** START OF Given records **

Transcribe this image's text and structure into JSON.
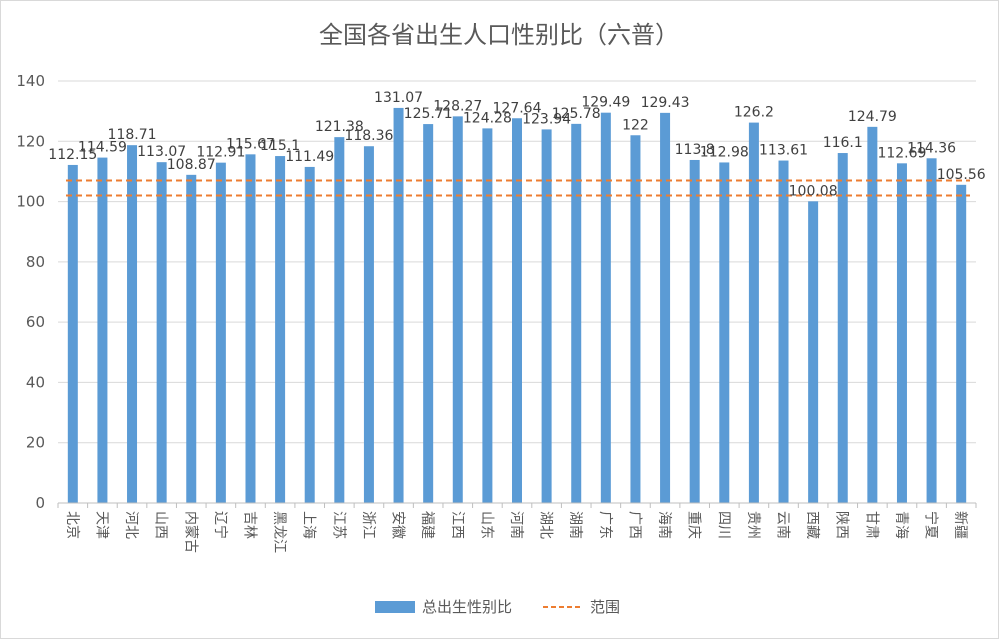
{
  "chart_data": {
    "type": "bar",
    "title": "全国各省出生人口性别比（六普）",
    "categories": [
      "北京",
      "天津",
      "河北",
      "山西",
      "内蒙古",
      "辽宁",
      "吉林",
      "黑龙江",
      "上海",
      "江苏",
      "浙江",
      "安徽",
      "福建",
      "江西",
      "山东",
      "河南",
      "湖北",
      "湖南",
      "广东",
      "广西",
      "海南",
      "重庆",
      "四川",
      "贵州",
      "云南",
      "西藏",
      "陕西",
      "甘肃",
      "青海",
      "宁夏",
      "新疆"
    ],
    "series": [
      {
        "name": "总出生性别比",
        "color": "#5b9bd5",
        "values": [
          112.15,
          114.59,
          118.71,
          113.07,
          108.87,
          112.91,
          115.67,
          115.1,
          111.49,
          121.38,
          118.36,
          131.07,
          125.71,
          128.27,
          124.28,
          127.64,
          123.94,
          125.78,
          129.49,
          122,
          129.43,
          113.8,
          112.98,
          126.2,
          113.61,
          100.08,
          116.1,
          124.79,
          112.69,
          114.36,
          105.56
        ],
        "labels": [
          "112.15",
          "114.59",
          "118.71",
          "113.07",
          "108.87",
          "112.91",
          "115.67",
          "115.1",
          "111.49",
          "121.38",
          "118.36",
          "131.07",
          "125.71",
          "128.27",
          "124.28",
          "127.64",
          "123.94",
          "125.78",
          "129.49",
          "122",
          "129.43",
          "113.8",
          "112.98",
          "126.2",
          "113.61",
          "100.08",
          "116.1",
          "124.79",
          "112.69",
          "114.36",
          "105.56"
        ]
      }
    ],
    "reference_lines": {
      "name": "范围",
      "color": "#ed7d31",
      "values": [
        102,
        107
      ]
    },
    "ylim": [
      0,
      140
    ],
    "yticks": [
      "0",
      "20",
      "40",
      "60",
      "80",
      "100",
      "120",
      "140"
    ],
    "grid": true,
    "legend": "bottom"
  }
}
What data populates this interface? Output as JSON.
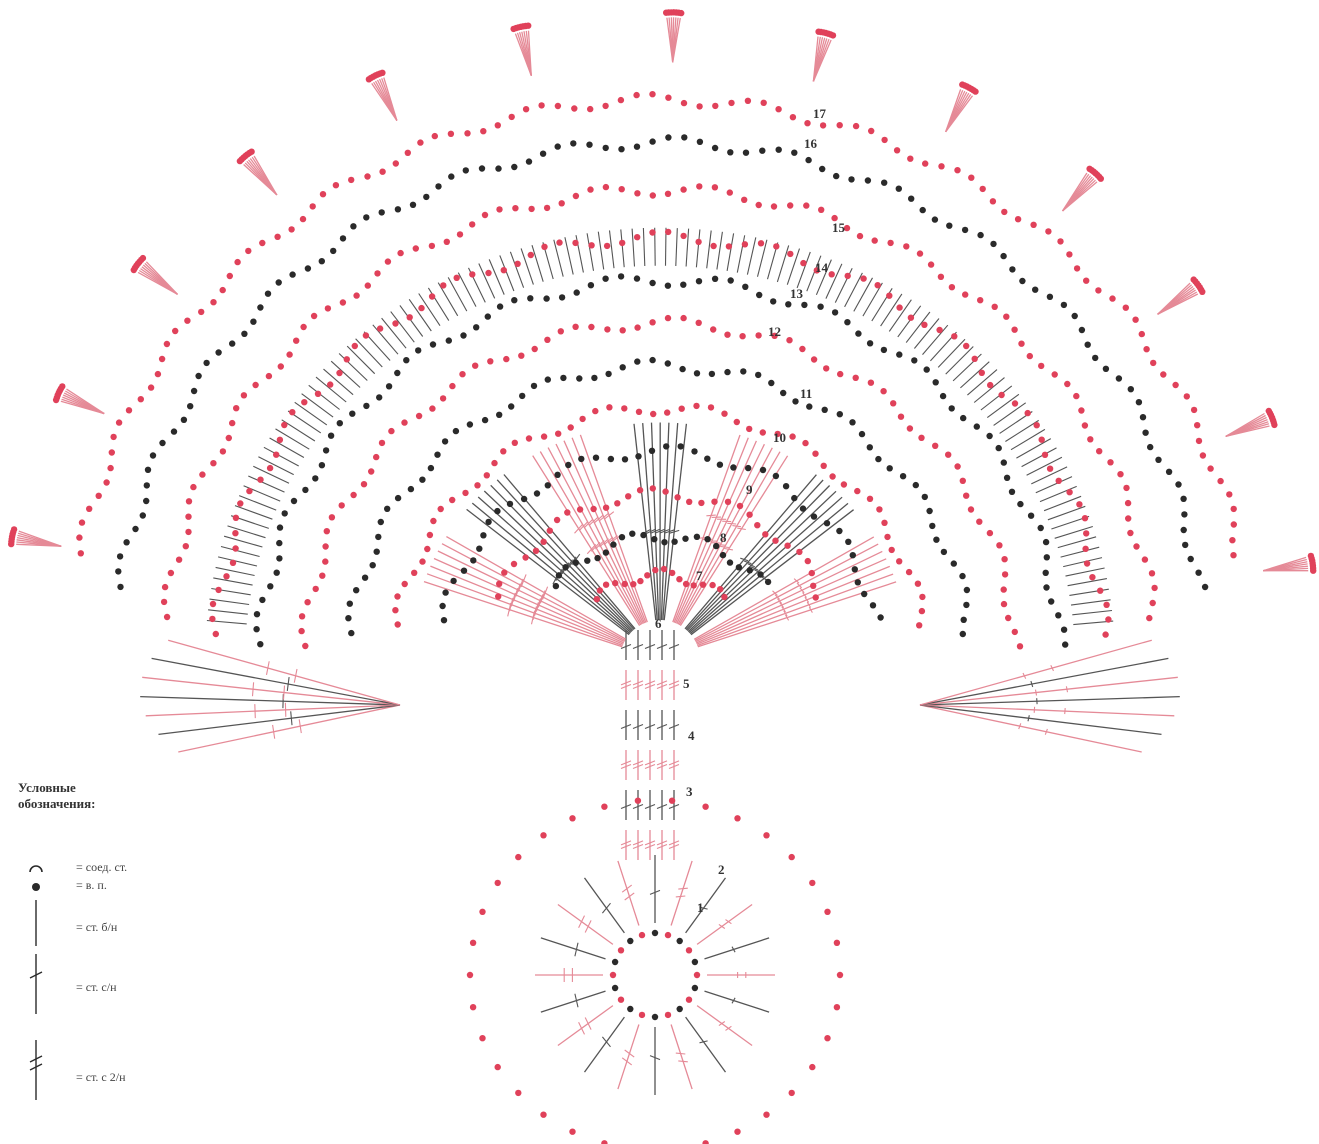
{
  "colors": {
    "red": "#e0415a",
    "black": "#2a2a2a",
    "red_line": "#e58a97",
    "black_line": "#555555"
  },
  "row_numbers": [
    "1",
    "2",
    "3",
    "4",
    "5",
    "6",
    "7",
    "8",
    "9",
    "10",
    "11",
    "12",
    "13",
    "14",
    "15",
    "16",
    "17"
  ],
  "legend": {
    "title_line1": "Условные",
    "title_line2": "обозначения:",
    "items": [
      {
        "icon": "slip-stitch-icon",
        "label": "= соед. ст."
      },
      {
        "icon": "chain-stitch-icon",
        "label": "= в. п."
      },
      {
        "icon": "single-crochet-icon",
        "label": "= ст. б/н"
      },
      {
        "icon": "double-crochet-icon",
        "label": "= ст. с/н"
      },
      {
        "icon": "treble-crochet-icon",
        "label": "= ст. с 2/н"
      }
    ]
  }
}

** END OF Given records **

◆ **Written problem**
Every line is to be duplicated exactly, though pictures stay out.

◆ **Task answer**
Transcribe this image's text and structure into JSON.
{
  "chart_data": {
    "type": "bar",
    "title": "全国各省出生人口性别比（六普）",
    "categories": [
      "北京",
      "天津",
      "河北",
      "山西",
      "内蒙古",
      "辽宁",
      "吉林",
      "黑龙江",
      "上海",
      "江苏",
      "浙江",
      "安徽",
      "福建",
      "江西",
      "山东",
      "河南",
      "湖北",
      "湖南",
      "广东",
      "广西",
      "海南",
      "重庆",
      "四川",
      "贵州",
      "云南",
      "西藏",
      "陕西",
      "甘肃",
      "青海",
      "宁夏",
      "新疆"
    ],
    "series": [
      {
        "name": "总出生性别比",
        "color": "#5b9bd5",
        "values": [
          112.15,
          114.59,
          118.71,
          113.07,
          108.87,
          112.91,
          115.67,
          115.1,
          111.49,
          121.38,
          118.36,
          131.07,
          125.71,
          128.27,
          124.28,
          127.64,
          123.94,
          125.78,
          129.49,
          122,
          129.43,
          113.8,
          112.98,
          126.2,
          113.61,
          100.08,
          116.1,
          124.79,
          112.69,
          114.36,
          105.56
        ],
        "labels": [
          "112.15",
          "114.59",
          "118.71",
          "113.07",
          "108.87",
          "112.91",
          "115.67",
          "115.1",
          "111.49",
          "121.38",
          "118.36",
          "131.07",
          "125.71",
          "128.27",
          "124.28",
          "127.64",
          "123.94",
          "125.78",
          "129.49",
          "122",
          "129.43",
          "113.8",
          "112.98",
          "126.2",
          "113.61",
          "100.08",
          "116.1",
          "124.79",
          "112.69",
          "114.36",
          "105.56"
        ]
      }
    ],
    "reference_lines": {
      "name": "范围",
      "color": "#ed7d31",
      "values": [
        102,
        107
      ]
    },
    "ylim": [
      0,
      140
    ],
    "yticks": [
      "0",
      "20",
      "40",
      "60",
      "80",
      "100",
      "120",
      "140"
    ],
    "grid": true,
    "legend": "bottom"
  }
}
What data populates this interface? Output as JSON.
{
  "colors": {
    "red": "#e0415a",
    "black": "#2a2a2a",
    "red_line": "#e58a97",
    "black_line": "#555555"
  },
  "row_numbers": [
    "1",
    "2",
    "3",
    "4",
    "5",
    "6",
    "7",
    "8",
    "9",
    "10",
    "11",
    "12",
    "13",
    "14",
    "15",
    "16",
    "17"
  ],
  "legend": {
    "title_line1": "Условные",
    "title_line2": "обозначения:",
    "items": [
      {
        "icon": "slip-stitch-icon",
        "label": "= соед. ст."
      },
      {
        "icon": "chain-stitch-icon",
        "label": "= в. п."
      },
      {
        "icon": "single-crochet-icon",
        "label": "= ст. б/н"
      },
      {
        "icon": "double-crochet-icon",
        "label": "= ст. с/н"
      },
      {
        "icon": "treble-crochet-icon",
        "label": "= ст. с 2/н"
      }
    ]
  }
}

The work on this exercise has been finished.